▶ _EXERCISE OBJECTIVE_: In the entries below, how many lines hold the string "JSON"? Give only the number.

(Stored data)
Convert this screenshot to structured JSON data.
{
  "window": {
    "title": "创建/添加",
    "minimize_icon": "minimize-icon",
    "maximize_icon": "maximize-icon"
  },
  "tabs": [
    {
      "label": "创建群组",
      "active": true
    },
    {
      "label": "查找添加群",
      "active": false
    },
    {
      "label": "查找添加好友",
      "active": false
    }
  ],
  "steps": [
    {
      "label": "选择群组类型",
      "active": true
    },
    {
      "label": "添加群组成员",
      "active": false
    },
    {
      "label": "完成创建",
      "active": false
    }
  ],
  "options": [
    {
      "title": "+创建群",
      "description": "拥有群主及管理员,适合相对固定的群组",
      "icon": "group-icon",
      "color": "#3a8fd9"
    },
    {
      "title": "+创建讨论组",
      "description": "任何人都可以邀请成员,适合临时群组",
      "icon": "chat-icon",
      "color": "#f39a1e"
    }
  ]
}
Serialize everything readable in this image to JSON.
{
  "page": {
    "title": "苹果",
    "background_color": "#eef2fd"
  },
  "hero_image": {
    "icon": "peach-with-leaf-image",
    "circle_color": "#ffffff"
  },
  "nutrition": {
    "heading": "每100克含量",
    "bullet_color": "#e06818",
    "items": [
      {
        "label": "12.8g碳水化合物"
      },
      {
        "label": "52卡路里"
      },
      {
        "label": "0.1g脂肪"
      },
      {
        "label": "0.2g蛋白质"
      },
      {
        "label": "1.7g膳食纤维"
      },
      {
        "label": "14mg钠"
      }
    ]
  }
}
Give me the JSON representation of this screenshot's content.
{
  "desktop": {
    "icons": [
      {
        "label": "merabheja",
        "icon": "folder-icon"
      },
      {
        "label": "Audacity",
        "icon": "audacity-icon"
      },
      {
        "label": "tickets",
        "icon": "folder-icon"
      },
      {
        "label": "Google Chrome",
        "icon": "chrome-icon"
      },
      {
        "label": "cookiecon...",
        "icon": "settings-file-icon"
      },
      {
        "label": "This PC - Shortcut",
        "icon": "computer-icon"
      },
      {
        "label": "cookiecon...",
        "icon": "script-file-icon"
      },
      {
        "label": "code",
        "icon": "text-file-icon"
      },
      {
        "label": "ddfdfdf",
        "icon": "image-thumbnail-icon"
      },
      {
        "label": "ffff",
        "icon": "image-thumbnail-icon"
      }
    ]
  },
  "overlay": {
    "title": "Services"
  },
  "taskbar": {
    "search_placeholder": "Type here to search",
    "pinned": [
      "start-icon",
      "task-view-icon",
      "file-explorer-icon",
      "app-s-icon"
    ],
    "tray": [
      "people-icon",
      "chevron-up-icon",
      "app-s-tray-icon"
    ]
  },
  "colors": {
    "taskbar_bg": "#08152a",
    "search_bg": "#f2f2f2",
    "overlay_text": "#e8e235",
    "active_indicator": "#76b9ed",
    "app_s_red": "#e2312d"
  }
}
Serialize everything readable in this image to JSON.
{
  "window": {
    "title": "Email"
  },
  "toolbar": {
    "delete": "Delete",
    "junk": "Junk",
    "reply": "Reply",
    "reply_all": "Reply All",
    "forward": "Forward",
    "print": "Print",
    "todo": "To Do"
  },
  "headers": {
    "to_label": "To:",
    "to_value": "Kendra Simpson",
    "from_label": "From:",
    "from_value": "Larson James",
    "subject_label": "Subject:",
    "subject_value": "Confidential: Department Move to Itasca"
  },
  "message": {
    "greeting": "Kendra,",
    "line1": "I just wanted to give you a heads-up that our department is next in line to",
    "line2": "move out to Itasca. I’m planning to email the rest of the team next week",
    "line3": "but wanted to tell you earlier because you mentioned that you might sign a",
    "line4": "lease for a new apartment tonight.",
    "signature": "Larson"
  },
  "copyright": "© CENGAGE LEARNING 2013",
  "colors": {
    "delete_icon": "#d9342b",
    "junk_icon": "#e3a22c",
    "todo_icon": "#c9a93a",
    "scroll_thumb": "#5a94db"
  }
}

▶ _THE REPLY_: 4